[Dataset items]
+ + + + +

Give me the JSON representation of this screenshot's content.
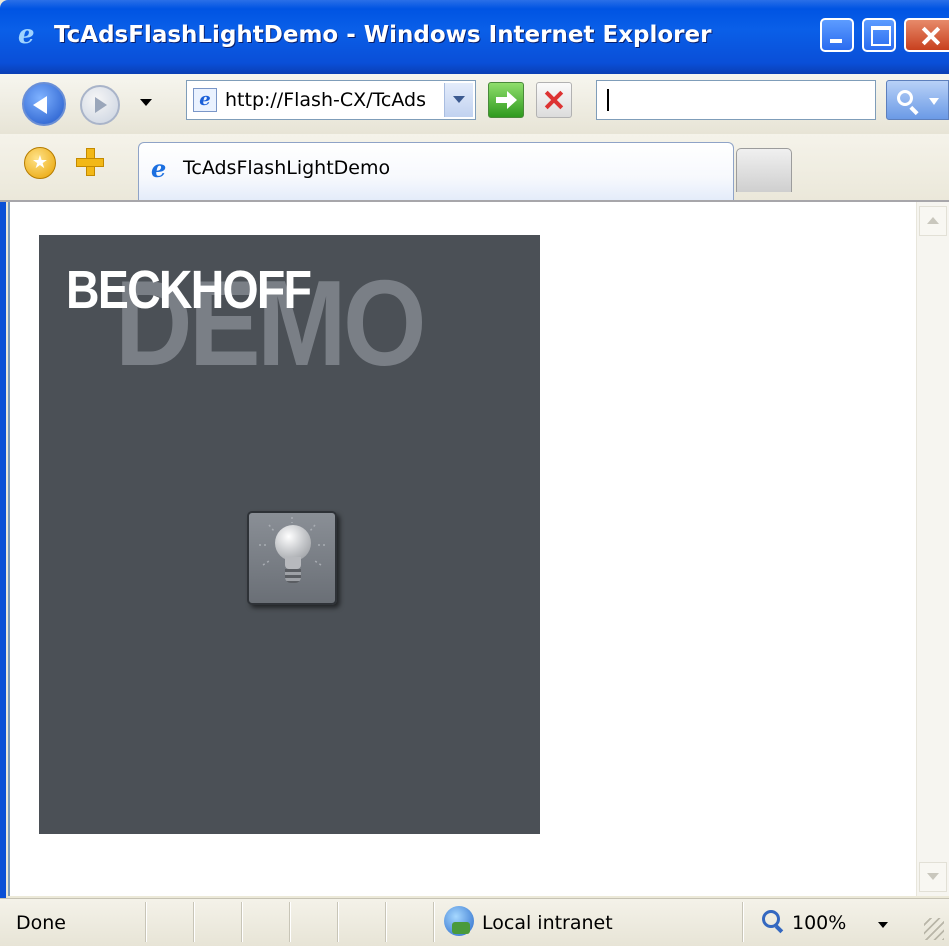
{
  "window": {
    "title": "TcAdsFlashLightDemo - Windows Internet Explorer"
  },
  "navbar": {
    "address": "http://Flash-CX/TcAds",
    "search_value": ""
  },
  "tabs": [
    {
      "label": "TcAdsFlashLightDemo"
    }
  ],
  "page": {
    "brand": "BECKHOFF",
    "watermark": "DEMO",
    "light_button_icon": "light-bulb-icon"
  },
  "statusbar": {
    "status": "Done",
    "zone": "Local intranet",
    "zoom": "100%"
  },
  "colors": {
    "titlebar": "#0054e3",
    "flash_background": "#4b5056",
    "watermark": "#7a7f86"
  }
}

+ + + + +

Given problem: The pictures in the entries should be left out; output everything else exactly.

The answer:
Give me the JSON representation of this screenshot's content.
{
  "window": {
    "title": "TcAdsFlashLightDemo - Windows Internet Explorer"
  },
  "navbar": {
    "address": "http://Flash-CX/TcAds",
    "search_value": ""
  },
  "tabs": [
    {
      "label": "TcAdsFlashLightDemo"
    }
  ],
  "page": {
    "brand": "BECKHOFF",
    "watermark": "DEMO",
    "light_button_icon": "light-bulb-icon"
  },
  "statusbar": {
    "status": "Done",
    "zone": "Local intranet",
    "zoom": "100%"
  },
  "colors": {
    "titlebar": "#0054e3",
    "flash_background": "#4b5056",
    "watermark": "#7a7f86"
  }
}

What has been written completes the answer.